***** TEXT EXTRACT

Some embodiments implement acoustic models using deep neural networks. They integrate observation probabilities from the acoustic model 52 and state transition probabilities from the HMMs 53 using a Viterbi optimization algorithm that determines the N best phoneme sequences, and their likelihood scores. Some embodiments implement acoustic models and HMMs together using recurrent neural networks. Some embodiments prune all but the phoneme sequence hypotheses with likelihood scores above a threshold, or such that a particular number of hypotheses remain available.

A speech engine 54 consumes the phoneme hypotheses and produces transcription hypotheses. It maps the set of hypothesized phoneme sequences to a set of hypothesized word sequences by matching in all possible pronunciations from the phonetic word vocabulary with contiguous subsequences of the phoneme sequences. This statistical analysis 55 computes the probabilities of word sequences from those of the phoneme sequences. Some embodiments do so by first using a phonetic dictionary to convert phonemes sequence hypotheses to word sequence hypotheses. This involves comparing the ordered sequence of phonemes in each hypothesis to the phonetic spelling of words in a phonetic dictionary. A phonetic dictionary is a list of words and their phonetic spellings. Note that a words like “cat” has three phonetic sounds, whereas a word like “the” has two. Speech engine 54 fits orders of phonemes to possible orders of words that would have the same sequence of phonemes. A SLM 56 weights word sequence hypotheses or phoneme sequence hypotheses, based on n-gram phrases and probabilities of their proximities. N-grams are sequences of words that tend to come together such as “son of a gun”. SLMs model the probabilities of particular words or n-grams coming together. For example, the words “ice” and “cream” come together more often than the words “I” and “scream”. Such probability models weight different hypotheses in order for the speech engine 54 to choose the most likely word sequence. The most likely word sequences form the transcription hypotheses output.

**********

### REQUIRED TASK 1
Copy out the part of the speech recognition passage that opens with the words containing "Some embodiments implement acoustic models using" and closes with "hypotheses remain available.".

***** INPUT MATERIAL

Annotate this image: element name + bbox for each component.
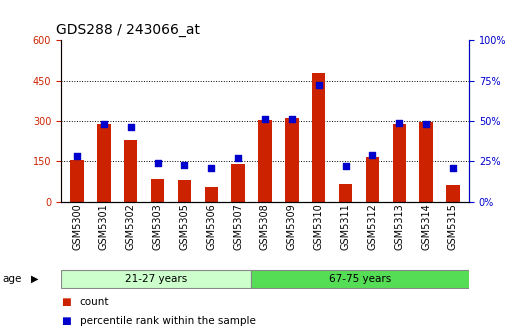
Text: GSM5313: GSM5313 [394, 203, 404, 250]
Bar [339, 184, 352, 202]
Point [207, 165, 216, 170]
Text: GSM5303: GSM5303 [153, 203, 163, 250]
Text: GDS288 / 243066_at: GDS288 / 243066_at [56, 23, 200, 37]
Point [341, 163, 350, 169]
Bar [205, 187, 218, 202]
Text: GSM5306: GSM5306 [206, 203, 216, 250]
Text: age: age [3, 274, 22, 284]
Bar [366, 157, 379, 202]
Text: GSM5314: GSM5314 [421, 203, 431, 250]
Bar [419, 122, 433, 202]
FancyBboxPatch shape [61, 270, 251, 288]
Point [153, 160, 162, 166]
Point [261, 117, 269, 122]
Bar [285, 118, 298, 202]
Point [449, 165, 457, 170]
FancyBboxPatch shape [251, 270, 469, 288]
Text: GSM5305: GSM5305 [180, 203, 189, 250]
Bar [70, 160, 84, 202]
Bar [97, 124, 111, 202]
Text: ■: ■ [61, 316, 70, 326]
Point [234, 155, 242, 161]
Text: GSM5307: GSM5307 [233, 203, 243, 250]
Bar [446, 185, 460, 202]
Text: GSM5312: GSM5312 [367, 203, 377, 250]
Bar [393, 124, 406, 202]
Text: GSM5311: GSM5311 [341, 203, 350, 250]
Text: GSM5310: GSM5310 [314, 203, 324, 250]
Text: GSM5301: GSM5301 [99, 203, 109, 250]
Bar [178, 180, 191, 202]
Text: GSM5302: GSM5302 [126, 203, 136, 250]
Point [73, 154, 81, 159]
Bar [151, 179, 164, 202]
Text: GSM5300: GSM5300 [72, 203, 82, 250]
Text: ■: ■ [61, 297, 70, 307]
Text: GSM5315: GSM5315 [448, 203, 458, 250]
Text: GSM5309: GSM5309 [287, 203, 297, 250]
Point [127, 125, 135, 130]
Text: GSM5308: GSM5308 [260, 203, 270, 250]
Point [314, 83, 323, 88]
Text: ▶: ▶ [31, 274, 38, 284]
Text: percentile rank within the sample: percentile rank within the sample [80, 316, 255, 326]
Bar [232, 164, 245, 202]
Point [288, 117, 296, 122]
Text: count: count [80, 297, 109, 307]
Text: 21-27 years: 21-27 years [125, 274, 187, 284]
Text: 67-75 years: 67-75 years [329, 274, 391, 284]
Bar [258, 120, 272, 202]
Bar [124, 140, 137, 202]
Point [422, 122, 430, 127]
Point [100, 122, 108, 127]
Point [368, 152, 377, 158]
Point [180, 162, 189, 167]
Point [395, 120, 403, 125]
Bar [312, 73, 325, 202]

**********

### REQUIRED TASK 2
In the entries, take the part that opens with the line containing "Text: GSM5313: GSM5313 [394, 203, 404, 250]" and closes with the line containing "Bar [393, 124, 406, 202]", and give only those lines again with "Point" switched to "Marker" and everything else unchanged.

### EXERCISE SOLUTION 1
Some embodiments implement acoustic models using deep neural networks. They integrate observation probabilities from the acoustic model 52 and state transition probabilities from the HMMs 53 using a Viterbi optimization algorithm that determines the N best phoneme sequences, and their likelihood scores. Some embodiments implement acoustic models and HMMs together using recurrent neural networks. Some embodiments prune all but the phoneme sequence hypotheses with likelihood scores above a threshold, or such that a particular number of hypotheses remain available.

### EXERCISE SOLUTION 2
Text: GSM5313: GSM5313 [394, 203, 404, 250]
Bar [339, 184, 352, 202]
Marker [207, 165, 216, 170]
Text: GSM5303: GSM5303 [153, 203, 163, 250]
Text: GDS288 / 243066_at: GDS288 / 243066_at [56, 23, 200, 37]
Marker [341, 163, 350, 169]
Bar [205, 187, 218, 202]
Text: GSM5306: GSM5306 [206, 203, 216, 250]
Text: age: age [3, 274, 22, 284]
Bar [366, 157, 379, 202]
Text: GSM5314: GSM5314 [421, 203, 431, 250]
Bar [419, 122, 433, 202]
FancyBboxPatch shape [61, 270, 251, 288]
Marker [153, 160, 162, 166]
Marker [261, 117, 269, 122]
Bar [285, 118, 298, 202]
Marker [449, 165, 457, 170]
FancyBboxPatch shape [251, 270, 469, 288]
Text: GSM5305: GSM5305 [180, 203, 189, 250]
Bar [70, 160, 84, 202]
Bar [97, 124, 111, 202]
Text: ■: ■ [61, 316, 70, 326]
Marker [234, 155, 242, 161]
Text: GSM5307: GSM5307 [233, 203, 243, 250]
Bar [446, 185, 460, 202]
Text: GSM5312: GSM5312 [367, 203, 377, 250]
Bar [393, 124, 406, 202]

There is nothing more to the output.